-- SOURCE MATERIAL --
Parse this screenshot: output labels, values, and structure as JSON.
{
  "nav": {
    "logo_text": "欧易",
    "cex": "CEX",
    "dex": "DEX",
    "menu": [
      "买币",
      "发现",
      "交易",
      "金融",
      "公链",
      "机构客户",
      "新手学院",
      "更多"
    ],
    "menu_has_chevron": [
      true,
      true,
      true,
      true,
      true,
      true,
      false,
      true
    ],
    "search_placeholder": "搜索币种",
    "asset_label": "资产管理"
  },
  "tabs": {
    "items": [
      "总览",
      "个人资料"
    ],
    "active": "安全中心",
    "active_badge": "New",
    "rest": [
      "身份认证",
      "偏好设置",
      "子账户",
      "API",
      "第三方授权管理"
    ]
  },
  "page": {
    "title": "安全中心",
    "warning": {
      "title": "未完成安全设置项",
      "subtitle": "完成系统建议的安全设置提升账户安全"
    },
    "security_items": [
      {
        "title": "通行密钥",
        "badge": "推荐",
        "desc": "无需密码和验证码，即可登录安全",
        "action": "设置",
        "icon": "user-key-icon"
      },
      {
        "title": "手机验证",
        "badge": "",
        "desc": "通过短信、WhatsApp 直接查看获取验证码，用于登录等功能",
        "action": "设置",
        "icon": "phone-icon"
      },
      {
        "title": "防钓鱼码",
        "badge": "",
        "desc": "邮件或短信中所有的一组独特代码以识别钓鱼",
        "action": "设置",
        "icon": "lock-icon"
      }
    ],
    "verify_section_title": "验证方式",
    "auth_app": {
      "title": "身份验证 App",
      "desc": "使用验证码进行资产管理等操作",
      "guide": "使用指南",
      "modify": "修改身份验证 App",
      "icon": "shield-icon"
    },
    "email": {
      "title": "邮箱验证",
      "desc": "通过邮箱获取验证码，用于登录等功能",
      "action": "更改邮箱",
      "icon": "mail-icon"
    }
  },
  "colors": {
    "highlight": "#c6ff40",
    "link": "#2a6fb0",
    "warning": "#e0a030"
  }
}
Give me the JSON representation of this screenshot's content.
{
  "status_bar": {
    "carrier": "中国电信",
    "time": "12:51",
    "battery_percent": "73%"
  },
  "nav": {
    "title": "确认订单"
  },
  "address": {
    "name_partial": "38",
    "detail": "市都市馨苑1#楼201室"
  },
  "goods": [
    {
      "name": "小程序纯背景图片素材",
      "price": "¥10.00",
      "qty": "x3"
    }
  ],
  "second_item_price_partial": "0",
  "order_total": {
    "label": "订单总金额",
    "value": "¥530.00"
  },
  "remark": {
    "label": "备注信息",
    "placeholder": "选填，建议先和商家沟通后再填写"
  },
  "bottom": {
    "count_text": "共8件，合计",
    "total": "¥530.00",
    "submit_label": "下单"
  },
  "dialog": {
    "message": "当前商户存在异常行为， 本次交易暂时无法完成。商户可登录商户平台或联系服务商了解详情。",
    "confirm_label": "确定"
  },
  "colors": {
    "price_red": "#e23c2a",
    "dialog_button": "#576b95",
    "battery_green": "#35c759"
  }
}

-- THE PROBLEM --
Return the entries in full, keeping every line exactly as it is.

-- THE ANSWER --
Parse this screenshot: output labels, values, and structure as JSON.
{
  "nav": {
    "logo_text": "欧易",
    "cex": "CEX",
    "dex": "DEX",
    "menu": [
      "买币",
      "发现",
      "交易",
      "金融",
      "公链",
      "机构客户",
      "新手学院",
      "更多"
    ],
    "menu_has_chevron": [
      true,
      true,
      true,
      true,
      true,
      true,
      false,
      true
    ],
    "search_placeholder": "搜索币种",
    "asset_label": "资产管理"
  },
  "tabs": {
    "items": [
      "总览",
      "个人资料"
    ],
    "active": "安全中心",
    "active_badge": "New",
    "rest": [
      "身份认证",
      "偏好设置",
      "子账户",
      "API",
      "第三方授权管理"
    ]
  },
  "page": {
    "title": "安全中心",
    "warning": {
      "title": "未完成安全设置项",
      "subtitle": "完成系统建议的安全设置提升账户安全"
    },
    "security_items": [
      {
        "title": "通行密钥",
        "badge": "推荐",
        "desc": "无需密码和验证码，即可登录安全",
        "action": "设置",
        "icon": "user-key-icon"
      },
      {
        "title": "手机验证",
        "badge": "",
        "desc": "通过短信、WhatsApp 直接查看获取验证码，用于登录等功能",
        "action": "设置",
        "icon": "phone-icon"
      },
      {
        "title": "防钓鱼码",
        "badge": "",
        "desc": "邮件或短信中所有的一组独特代码以识别钓鱼",
        "action": "设置",
        "icon": "lock-icon"
      }
    ],
    "verify_section_title": "验证方式",
    "auth_app": {
      "title": "身份验证 App",
      "desc": "使用验证码进行资产管理等操作",
      "guide": "使用指南",
      "modify": "修改身份验证 App",
      "icon": "shield-icon"
    },
    "email": {
      "title": "邮箱验证",
      "desc": "通过邮箱获取验证码，用于登录等功能",
      "action": "更改邮箱",
      "icon": "mail-icon"
    }
  },
  "colors": {
    "highlight": "#c6ff40",
    "link": "#2a6fb0",
    "warning": "#e0a030"
  }
}
Give me the JSON representation of this screenshot's content.
{
  "status_bar": {
    "carrier": "中国电信",
    "time": "12:51",
    "battery_percent": "73%"
  },
  "nav": {
    "title": "确认订单"
  },
  "address": {
    "name_partial": "38",
    "detail": "市都市馨苑1#楼201室"
  },
  "goods": [
    {
      "name": "小程序纯背景图片素材",
      "price": "¥10.00",
      "qty": "x3"
    }
  ],
  "second_item_price_partial": "0",
  "order_total": {
    "label": "订单总金额",
    "value": "¥530.00"
  },
  "remark": {
    "label": "备注信息",
    "placeholder": "选填，建议先和商家沟通后再填写"
  },
  "bottom": {
    "count_text": "共8件，合计",
    "total": "¥530.00",
    "submit_label": "下单"
  },
  "dialog": {
    "message": "当前商户存在异常行为， 本次交易暂时无法完成。商户可登录商户平台或联系服务商了解详情。",
    "confirm_label": "确定"
  },
  "colors": {
    "price_red": "#e23c2a",
    "dialog_button": "#576b95",
    "battery_green": "#35c759"
  }
}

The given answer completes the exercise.